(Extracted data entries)
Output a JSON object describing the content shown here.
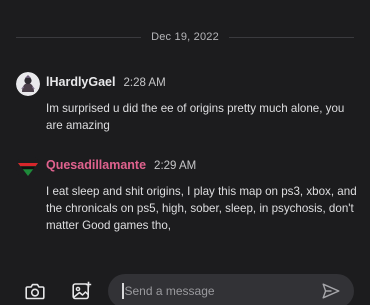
{
  "chat": {
    "date_divider": "Dec 19, 2022",
    "messages": [
      {
        "username": "lHardlyGael",
        "timestamp": "2:28 AM",
        "text": "Im surprised u did the ee of origins pretty much alone, you are amazing",
        "username_color": "#e8e8ea"
      },
      {
        "username": "Quesadillamante",
        "timestamp": "2:29 AM",
        "text": "I eat sleep and shit origins, I play this map on ps3, xbox, and the chronicals on ps5, high, sober, sleep, in psychosis, don't matter Good games tho,",
        "username_color": "#e0628e"
      }
    ]
  },
  "composer": {
    "placeholder": "Send a message",
    "icons": [
      "camera-icon",
      "gallery-icon",
      "send-icon"
    ]
  },
  "colors": {
    "background": "#1c1c1e",
    "input_background": "#323236",
    "accent_username": "#e0628e"
  }
}
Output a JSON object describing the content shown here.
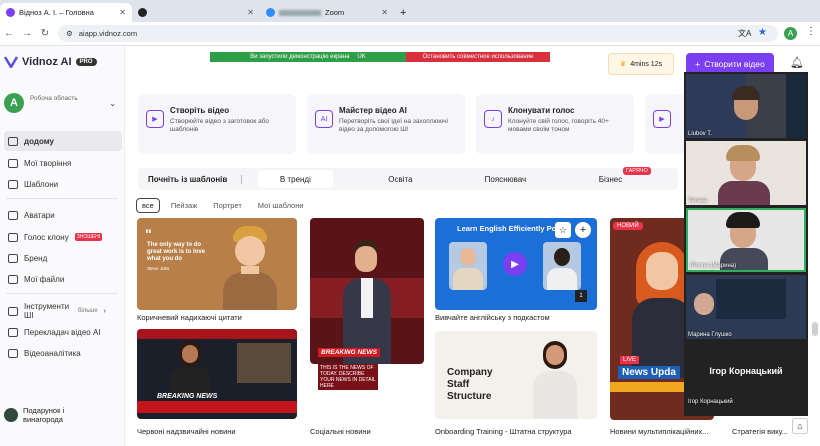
{
  "tabs": [
    {
      "label": "Відноз А. І. – Головна",
      "active": true
    },
    {
      "label": "",
      "active": false
    },
    {
      "label": "Zoom",
      "active": false
    }
  ],
  "address": {
    "url": "aiapp.vidnoz.com"
  },
  "sidebar": {
    "logo": "Vidnoz AI",
    "pro": "PRO",
    "workspace_initial": "A",
    "workspace_label": "Робоча область",
    "items": [
      {
        "label": "додому"
      },
      {
        "label": "Мої творіння"
      },
      {
        "label": "Шаблони"
      },
      {
        "label": "Аватари"
      },
      {
        "label": "Голос клону",
        "badge": "ЗНОШЕНІ"
      },
      {
        "label": "Бренд"
      },
      {
        "label": "Мої файли"
      },
      {
        "label": "Інструменти ШІ",
        "suffix": "більше"
      },
      {
        "label": "Перекладач відео AI"
      },
      {
        "label": "Відеоаналітика"
      }
    ],
    "gift": "Подарунок і винагорода"
  },
  "banner": {
    "left": "Ви запустили демонстрацію екрана",
    "mid": "UK",
    "right": "Остановить совместное использование"
  },
  "header": {
    "timer": "4mins 12s",
    "create": "Створити відео"
  },
  "features": [
    {
      "title": "Створіть відео",
      "desc": "Створюйте відео з заготовок або шаблонів"
    },
    {
      "title": "Майстер відео AI",
      "desc": "Перетворіть свої ідеї на захоплюючі відео за допомогою ШІ"
    },
    {
      "title": "Клонувати голос",
      "desc": "Клонуйте свій голос, говоріть 40+ мовами своїм тоном"
    }
  ],
  "templates": {
    "title": "Почніть із шаблонів",
    "tabs": [
      "В тренді",
      "Освіта",
      "Пояснювач",
      "Бізнес"
    ],
    "hot": "ГАРЯЧО",
    "filters": [
      "все",
      "Пейзаж",
      "Портрет",
      "Мої шаблони"
    ],
    "cards": [
      {
        "label": "Коричневий надихаючі цитати",
        "quote": "The only way to do great work is to love what you do",
        "author": "Steve Jobs"
      },
      {
        "label": "",
        "text": ""
      },
      {
        "label": "Вивчайте англійську з подкастом",
        "title": "Learn English Efficiently Po"
      },
      {
        "label": "",
        "tag": "НОВИЙ"
      },
      {
        "label": "Червоні надзвичайні новини",
        "text": "BREAKING NEWS"
      },
      {
        "label": "Соціальні новини",
        "text": "BREAKING NEWS",
        "sub": "THIS IS THE NEWS OF TODAY. DESCRIBE YOUR NEWS IN DETAIL HERE"
      },
      {
        "label": "Onboarding Training - Штатна структура",
        "title": "Company Staff Structure"
      },
      {
        "label": "Новини мультиплікаційних...",
        "text": "News Upda",
        "live": "LIVE"
      }
    ],
    "extra_label": "Стратегія вику..."
  },
  "video_panel": {
    "tiles": [
      {
        "name": "Liubov T."
      },
      {
        "name": "Тетяна"
      },
      {
        "name": "iPhone (Марина)"
      },
      {
        "name": "Марина Глушко"
      },
      {
        "name": "Ігор Корнацький",
        "big": "Ігор Корнацький"
      }
    ]
  }
}
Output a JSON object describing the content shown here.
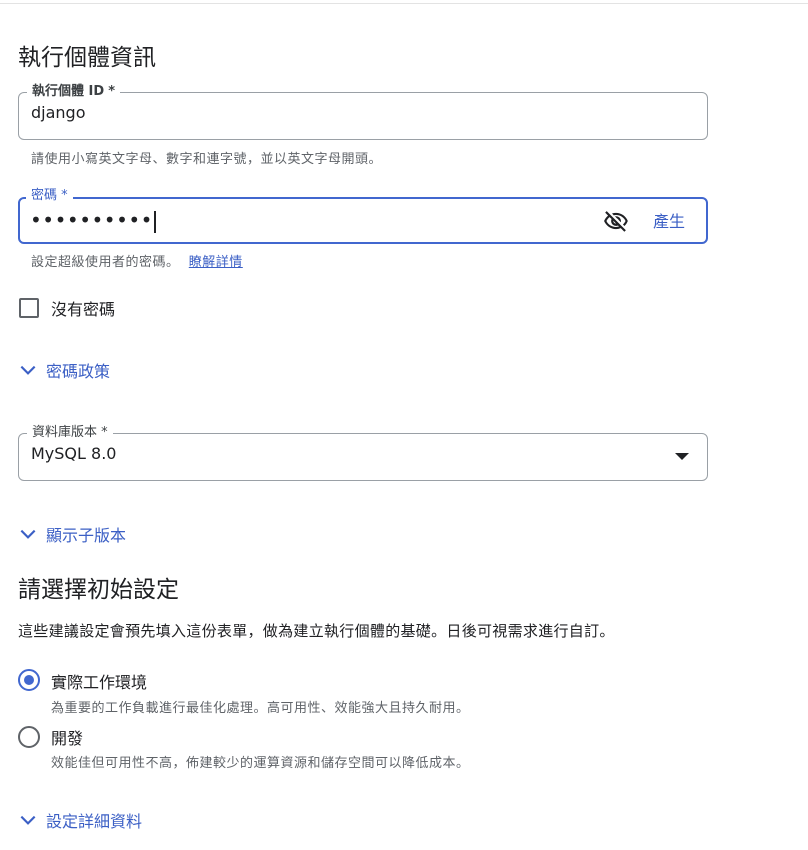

[EXERCISE BRIEF]
Each record above is to be restated exactly, with its pictures removed from the copy.

[EXPECTED OUTPUT]
Output a JSON object describing the content shown here.
{
  "chat": {
    "date_divider": "Dec 19, 2022",
    "messages": [
      {
        "username": "lHardlyGael",
        "timestamp": "2:28 AM",
        "text": "Im surprised u did the ee of origins pretty much alone, you are amazing",
        "username_color": "#e8e8ea"
      },
      {
        "username": "Quesadillamante",
        "timestamp": "2:29 AM",
        "text": "I eat sleep and shit origins, I play this map on ps3, xbox, and the chronicals on ps5, high, sober, sleep, in psychosis, don't matter Good games tho,",
        "username_color": "#e0628e"
      }
    ]
  },
  "composer": {
    "placeholder": "Send a message",
    "icons": [
      "camera-icon",
      "gallery-icon",
      "send-icon"
    ]
  },
  "colors": {
    "background": "#1c1c1e",
    "input_background": "#323236",
    "accent_username": "#e0628e"
  }
}
Output a JSON object describing the content shown here.
{
  "tabs": [
    {
      "label": "Відноз А. І. – Головна",
      "active": true
    },
    {
      "label": "",
      "active": false
    },
    {
      "label": "Zoom",
      "active": false
    }
  ],
  "address": {
    "url": "aiapp.vidnoz.com"
  },
  "sidebar": {
    "logo": "Vidnoz AI",
    "pro": "PRO",
    "workspace_initial": "A",
    "workspace_label": "Робоча область",
    "items": [
      {
        "label": "додому"
      },
      {
        "label": "Мої творіння"
      },
      {
        "label": "Шаблони"
      },
      {
        "label": "Аватари"
      },
      {
        "label": "Голос клону",
        "badge": "ЗНОШЕНІ"
      },
      {
        "label": "Бренд"
      },
      {
        "label": "Мої файли"
      },
      {
        "label": "Інструменти ШІ",
        "suffix": "більше"
      },
      {
        "label": "Перекладач відео AI"
      },
      {
        "label": "Відеоаналітика"
      }
    ],
    "gift": "Подарунок і винагорода"
  },
  "banner": {
    "left": "Ви запустили демонстрацію екрана",
    "mid": "UK",
    "right": "Остановить совместное использование"
  },
  "header": {
    "timer": "4mins 12s",
    "create": "Створити відео"
  },
  "features": [
    {
      "title": "Створіть відео",
      "desc": "Створюйте відео з заготовок або шаблонів"
    },
    {
      "title": "Майстер відео AI",
      "desc": "Перетворіть свої ідеї на захоплюючі відео за допомогою ШІ"
    },
    {
      "title": "Клонувати голос",
      "desc": "Клонуйте свій голос, говоріть 40+ мовами своїм тоном"
    }
  ],
  "templates": {
    "title": "Почніть із шаблонів",
    "tabs": [
      "В тренді",
      "Освіта",
      "Пояснювач",
      "Бізнес"
    ],
    "hot": "ГАРЯЧО",
    "filters": [
      "все",
      "Пейзаж",
      "Портрет",
      "Мої шаблони"
    ],
    "cards": [
      {
        "label": "Коричневий надихаючі цитати",
        "quote": "The only way to do great work is to love what you do",
        "author": "Steve Jobs"
      },
      {
        "label": "",
        "text": ""
      },
      {
        "label": "Вивчайте англійську з подкастом",
        "title": "Learn English Efficiently Po"
      },
      {
        "label": "",
        "tag": "НОВИЙ"
      },
      {
        "label": "Червоні надзвичайні новини",
        "text": "BREAKING NEWS"
      },
      {
        "label": "Соціальні новини",
        "text": "BREAKING NEWS",
        "sub": "THIS IS THE NEWS OF TODAY. DESCRIBE YOUR NEWS IN DETAIL HERE"
      },
      {
        "label": "Onboarding Training - Штатна структура",
        "title": "Company Staff Structure"
      },
      {
        "label": "Новини мультиплікаційних...",
        "text": "News Upda",
        "live": "LIVE"
      }
    ],
    "extra_label": "Стратегія вику..."
  },
  "video_panel": {
    "tiles": [
      {
        "name": "Liubov T."
      },
      {
        "name": "Тетяна"
      },
      {
        "name": "iPhone (Марина)"
      },
      {
        "name": "Марина Глушко"
      },
      {
        "name": "Ігор Корнацький",
        "big": "Ігор Корнацький"
      }
    ]
  }
}
Output a JSON object describing the content shown here.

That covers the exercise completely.